▸ Written request:
Take each line containing the word "into" and copy it.
========
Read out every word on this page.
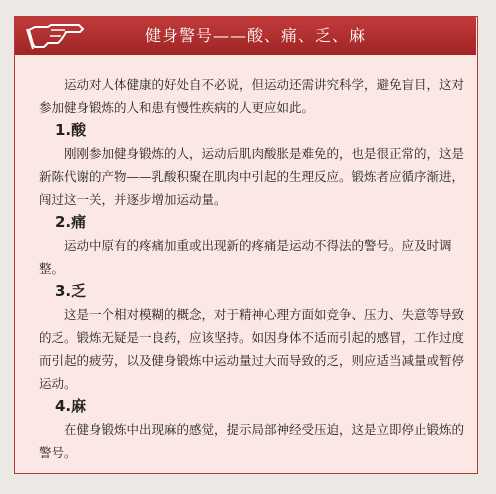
健身警号——酸、痛、乏、麻

运动对人体健康的好处自不必说，但运动还需讲究科学，避免盲目，这对参加健身锻炼的人和患有慢性疾病的人更应如此。

1.酸

刚刚参加健身锻炼的人，运动后肌肉酸胀是难免的，也是很正常的，这是新陈代谢的产物——乳酸积聚在肌肉中引起的生理反应。锻炼者应循序渐进，闯过这一关，并逐步增加运动量。

2.痛

运动中原有的疼痛加重或出现新的疼痛是运动不得法的警号。应及时调整。

3.乏

这是一个相对模糊的概念，对于精神心理方面如竞争、压力、失意等导致的乏。锻炼无疑是一良药，应该坚持。如因身体不适而引起的感冒，工作过度而引起的疲劳，以及健身锻炼中运动量过大而导致的乏，则应适当减量或暂停运动。

4.麻

在健身锻炼中出现麻的感觉，提示局部神经受压迫，这是立即停止锻炼的警号。
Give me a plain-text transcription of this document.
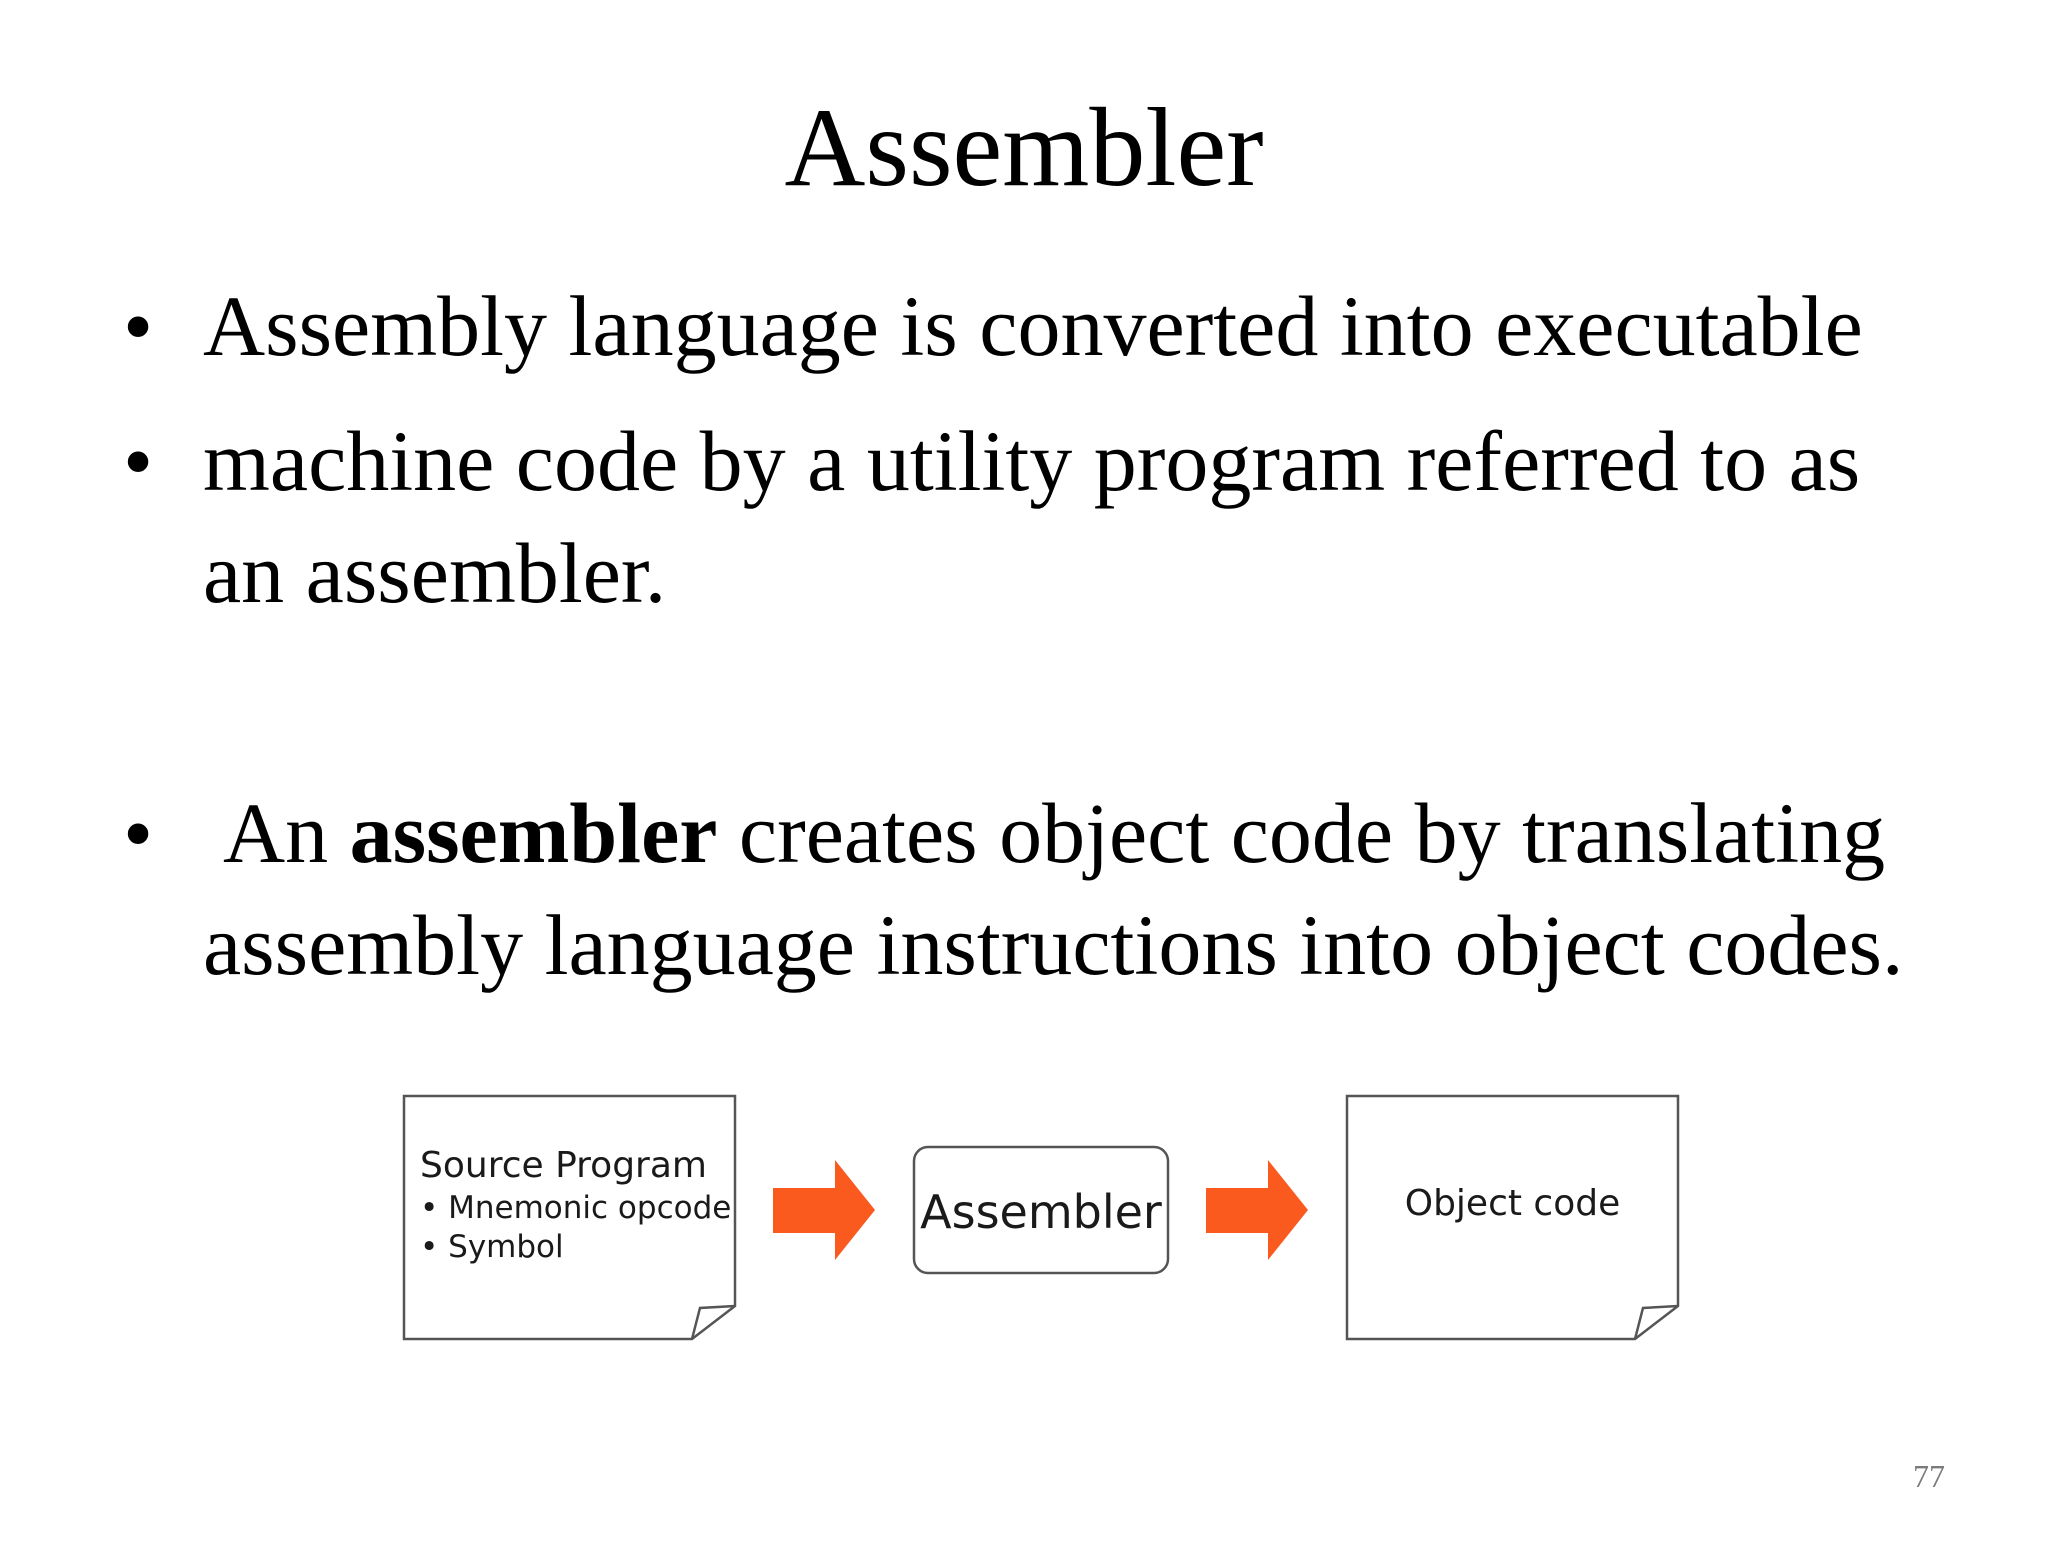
Assembler
• Assembly language is converted into executable
• machine code by a utility program referred to as
an assembler.
• An assembler creates object code by translating
assembly language instructions into object codes.
Source Program
• Mnemonic opcode
• Symbol
Assembler	Object code
77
========
▸ Exercise response:
• Assembly language is converted into executable
assembly language instructions into object codes.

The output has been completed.